Recorded data:
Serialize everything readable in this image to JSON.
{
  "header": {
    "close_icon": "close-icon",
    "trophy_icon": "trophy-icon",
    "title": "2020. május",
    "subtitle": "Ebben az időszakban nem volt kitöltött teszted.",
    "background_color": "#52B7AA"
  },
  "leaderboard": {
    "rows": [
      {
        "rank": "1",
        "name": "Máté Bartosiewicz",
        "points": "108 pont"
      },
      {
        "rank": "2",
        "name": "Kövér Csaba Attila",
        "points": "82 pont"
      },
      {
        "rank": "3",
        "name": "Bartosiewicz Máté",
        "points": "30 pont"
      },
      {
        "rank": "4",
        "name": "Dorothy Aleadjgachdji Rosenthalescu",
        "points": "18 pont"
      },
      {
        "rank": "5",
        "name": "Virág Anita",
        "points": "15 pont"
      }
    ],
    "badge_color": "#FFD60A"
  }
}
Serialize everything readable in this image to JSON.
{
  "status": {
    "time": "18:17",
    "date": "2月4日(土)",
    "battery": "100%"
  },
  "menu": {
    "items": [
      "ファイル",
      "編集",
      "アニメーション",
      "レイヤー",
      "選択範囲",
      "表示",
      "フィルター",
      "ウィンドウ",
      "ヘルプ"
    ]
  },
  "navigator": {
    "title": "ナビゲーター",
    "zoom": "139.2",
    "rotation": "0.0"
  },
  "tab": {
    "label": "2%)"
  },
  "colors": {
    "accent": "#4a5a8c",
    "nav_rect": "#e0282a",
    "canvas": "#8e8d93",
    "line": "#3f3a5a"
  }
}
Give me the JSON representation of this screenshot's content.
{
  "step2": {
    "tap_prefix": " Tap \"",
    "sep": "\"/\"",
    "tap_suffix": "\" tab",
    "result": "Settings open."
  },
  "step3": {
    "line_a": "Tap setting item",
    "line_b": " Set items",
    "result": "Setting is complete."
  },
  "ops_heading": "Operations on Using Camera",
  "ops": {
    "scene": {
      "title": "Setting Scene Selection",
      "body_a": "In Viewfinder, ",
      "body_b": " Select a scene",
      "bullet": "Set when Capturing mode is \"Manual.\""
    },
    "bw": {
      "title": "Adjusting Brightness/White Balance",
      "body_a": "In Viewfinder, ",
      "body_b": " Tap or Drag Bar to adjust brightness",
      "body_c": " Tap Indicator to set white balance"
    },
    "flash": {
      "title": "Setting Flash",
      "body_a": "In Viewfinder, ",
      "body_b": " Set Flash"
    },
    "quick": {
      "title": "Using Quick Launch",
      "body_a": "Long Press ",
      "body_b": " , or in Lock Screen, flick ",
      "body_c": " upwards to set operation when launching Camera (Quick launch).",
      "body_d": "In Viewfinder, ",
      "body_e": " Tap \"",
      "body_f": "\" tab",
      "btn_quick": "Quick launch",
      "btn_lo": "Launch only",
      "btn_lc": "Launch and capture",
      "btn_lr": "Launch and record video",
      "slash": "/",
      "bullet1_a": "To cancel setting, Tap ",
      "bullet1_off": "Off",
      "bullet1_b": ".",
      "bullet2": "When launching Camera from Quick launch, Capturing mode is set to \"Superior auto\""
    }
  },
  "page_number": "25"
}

— WHAT IS EXPECTED —
Copy out the material word for word and line for line.

— ANSWER TO THE PROBLEM —
Serialize everything readable in this image to JSON.
{
  "header": {
    "close_icon": "close-icon",
    "trophy_icon": "trophy-icon",
    "title": "2020. május",
    "subtitle": "Ebben az időszakban nem volt kitöltött teszted.",
    "background_color": "#52B7AA"
  },
  "leaderboard": {
    "rows": [
      {
        "rank": "1",
        "name": "Máté Bartosiewicz",
        "points": "108 pont"
      },
      {
        "rank": "2",
        "name": "Kövér Csaba Attila",
        "points": "82 pont"
      },
      {
        "rank": "3",
        "name": "Bartosiewicz Máté",
        "points": "30 pont"
      },
      {
        "rank": "4",
        "name": "Dorothy Aleadjgachdji Rosenthalescu",
        "points": "18 pont"
      },
      {
        "rank": "5",
        "name": "Virág Anita",
        "points": "15 pont"
      }
    ],
    "badge_color": "#FFD60A"
  }
}
Serialize everything readable in this image to JSON.
{
  "status": {
    "time": "18:17",
    "date": "2月4日(土)",
    "battery": "100%"
  },
  "menu": {
    "items": [
      "ファイル",
      "編集",
      "アニメーション",
      "レイヤー",
      "選択範囲",
      "表示",
      "フィルター",
      "ウィンドウ",
      "ヘルプ"
    ]
  },
  "navigator": {
    "title": "ナビゲーター",
    "zoom": "139.2",
    "rotation": "0.0"
  },
  "tab": {
    "label": "2%)"
  },
  "colors": {
    "accent": "#4a5a8c",
    "nav_rect": "#e0282a",
    "canvas": "#8e8d93",
    "line": "#3f3a5a"
  }
}
Give me the JSON representation of this screenshot's content.
{
  "step2": {
    "tap_prefix": " Tap \"",
    "sep": "\"/\"",
    "tap_suffix": "\" tab",
    "result": "Settings open."
  },
  "step3": {
    "line_a": "Tap setting item",
    "line_b": " Set items",
    "result": "Setting is complete."
  },
  "ops_heading": "Operations on Using Camera",
  "ops": {
    "scene": {
      "title": "Setting Scene Selection",
      "body_a": "In Viewfinder, ",
      "body_b": " Select a scene",
      "bullet": "Set when Capturing mode is \"Manual.\""
    },
    "bw": {
      "title": "Adjusting Brightness/White Balance",
      "body_a": "In Viewfinder, ",
      "body_b": " Tap or Drag Bar to adjust brightness",
      "body_c": " Tap Indicator to set white balance"
    },
    "flash": {
      "title": "Setting Flash",
      "body_a": "In Viewfinder, ",
      "body_b": " Set Flash"
    },
    "quick": {
      "title": "Using Quick Launch",
      "body_a": "Long Press ",
      "body_b": " , or in Lock Screen, flick ",
      "body_c": " upwards to set operation when launching Camera (Quick launch).",
      "body_d": "In Viewfinder, ",
      "body_e": " Tap \"",
      "body_f": "\" tab",
      "btn_quick": "Quick launch",
      "btn_lo": "Launch only",
      "btn_lc": "Launch and capture",
      "btn_lr": "Launch and record video",
      "slash": "/",
      "bullet1_a": "To cancel setting, Tap ",
      "bullet1_off": "Off",
      "bullet1_b": ".",
      "bullet2": "When launching Camera from Quick launch, Capturing mode is set to \"Superior auto\""
    }
  },
  "page_number": "25"
}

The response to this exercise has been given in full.